WORK TO DO: Output the material beneath exactly, leaving nothing out.

Dataset items:
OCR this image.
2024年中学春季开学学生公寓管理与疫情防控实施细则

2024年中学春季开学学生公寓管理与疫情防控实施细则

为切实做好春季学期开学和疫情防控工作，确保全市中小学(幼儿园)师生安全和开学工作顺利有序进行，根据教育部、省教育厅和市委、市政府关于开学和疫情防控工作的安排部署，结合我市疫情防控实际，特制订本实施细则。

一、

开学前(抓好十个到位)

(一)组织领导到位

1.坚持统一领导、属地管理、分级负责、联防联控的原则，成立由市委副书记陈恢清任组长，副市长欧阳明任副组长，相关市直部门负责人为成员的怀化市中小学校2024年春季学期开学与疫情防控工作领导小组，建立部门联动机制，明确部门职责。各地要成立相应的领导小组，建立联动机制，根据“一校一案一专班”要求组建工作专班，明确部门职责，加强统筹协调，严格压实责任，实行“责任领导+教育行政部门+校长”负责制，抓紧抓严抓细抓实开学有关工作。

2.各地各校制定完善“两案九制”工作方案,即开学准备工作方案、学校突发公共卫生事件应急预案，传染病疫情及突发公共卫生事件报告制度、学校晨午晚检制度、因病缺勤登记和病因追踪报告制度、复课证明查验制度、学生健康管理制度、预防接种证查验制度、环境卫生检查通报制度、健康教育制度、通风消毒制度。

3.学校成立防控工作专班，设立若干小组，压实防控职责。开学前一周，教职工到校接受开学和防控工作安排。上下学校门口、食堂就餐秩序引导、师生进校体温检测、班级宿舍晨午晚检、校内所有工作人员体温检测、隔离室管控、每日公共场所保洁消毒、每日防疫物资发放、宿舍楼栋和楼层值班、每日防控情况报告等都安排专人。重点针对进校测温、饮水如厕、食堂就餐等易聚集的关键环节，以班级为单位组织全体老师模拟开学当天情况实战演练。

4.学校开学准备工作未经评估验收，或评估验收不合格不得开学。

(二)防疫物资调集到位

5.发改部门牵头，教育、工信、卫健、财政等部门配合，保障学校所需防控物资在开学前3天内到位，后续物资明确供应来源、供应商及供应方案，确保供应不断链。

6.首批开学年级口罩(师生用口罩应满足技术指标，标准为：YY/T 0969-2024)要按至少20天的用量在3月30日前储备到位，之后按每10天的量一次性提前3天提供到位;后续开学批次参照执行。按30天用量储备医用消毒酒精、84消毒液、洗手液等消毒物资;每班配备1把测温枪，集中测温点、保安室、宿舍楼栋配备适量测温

SOLUTION:
OCR this image.
2024年中学春季开学学生公寓管理与疫情防控实施细则

2024年中学春季开学学生公寓管理与疫情防控实施细则

为切实做好春季学期开学和疫情防控工作，确保全市中小学(幼儿园)师生安全和开学工作顺利有序进行，根据教育部、省教育厅和市委、市政府关于开学和疫情防控工作的安排部署，结合我市疫情防控实际，特制订本实施细则。

一、

开学前(抓好十个到位)

(一)组织领导到位

1.坚持统一领导、属地管理、分级负责、联防联控的原则，成立由市委副书记陈恢清任组长，副市长欧阳明任副组长，相关市直部门负责人为成员的怀化市中小学校2024年春季学期开学与疫情防控工作领导小组，建立部门联动机制，明确部门职责。各地要成立相应的领导小组，建立联动机制，根据“一校一案一专班”要求组建工作专班，明确部门职责，加强统筹协调，严格压实责任，实行“责任领导+教育行政部门+校长”负责制，抓紧抓严抓细抓实开学有关工作。

2.各地各校制定完善“两案九制”工作方案,即开学准备工作方案、学校突发公共卫生事件应急预案，传染病疫情及突发公共卫生事件报告制度、学校晨午晚检制度、因病缺勤登记和病因追踪报告制度、复课证明查验制度、学生健康管理制度、预防接种证查验制度、环境卫生检查通报制度、健康教育制度、通风消毒制度。

3.学校成立防控工作专班，设立若干小组，压实防控职责。开学前一周，教职工到校接受开学和防控工作安排。上下学校门口、食堂就餐秩序引导、师生进校体温检测、班级宿舍晨午晚检、校内所有工作人员体温检测、隔离室管控、每日公共场所保洁消毒、每日防疫物资发放、宿舍楼栋和楼层值班、每日防控情况报告等都安排专人。重点针对进校测温、饮水如厕、食堂就餐等易聚集的关键环节，以班级为单位组织全体老师模拟开学当天情况实战演练。

4.学校开学准备工作未经评估验收，或评估验收不合格不得开学。

(二)防疫物资调集到位

5.发改部门牵头，教育、工信、卫健、财政等部门配合，保障学校所需防控物资在开学前3天内到位，后续物资明确供应来源、供应商及供应方案，确保供应不断链。

6.首批开学年级口罩(师生用口罩应满足技术指标，标准为：YY/T 0969-2024)要按至少20天的用量在3月30日前储备到位，之后按每10天的量一次性提前3天提供到位;后续开学批次参照执行。按30天用量储备医用消毒酒精、84消毒液、洗手液等消毒物资;每班配备1把测温枪，集中测温点、保安室、宿舍楼栋配备适量测温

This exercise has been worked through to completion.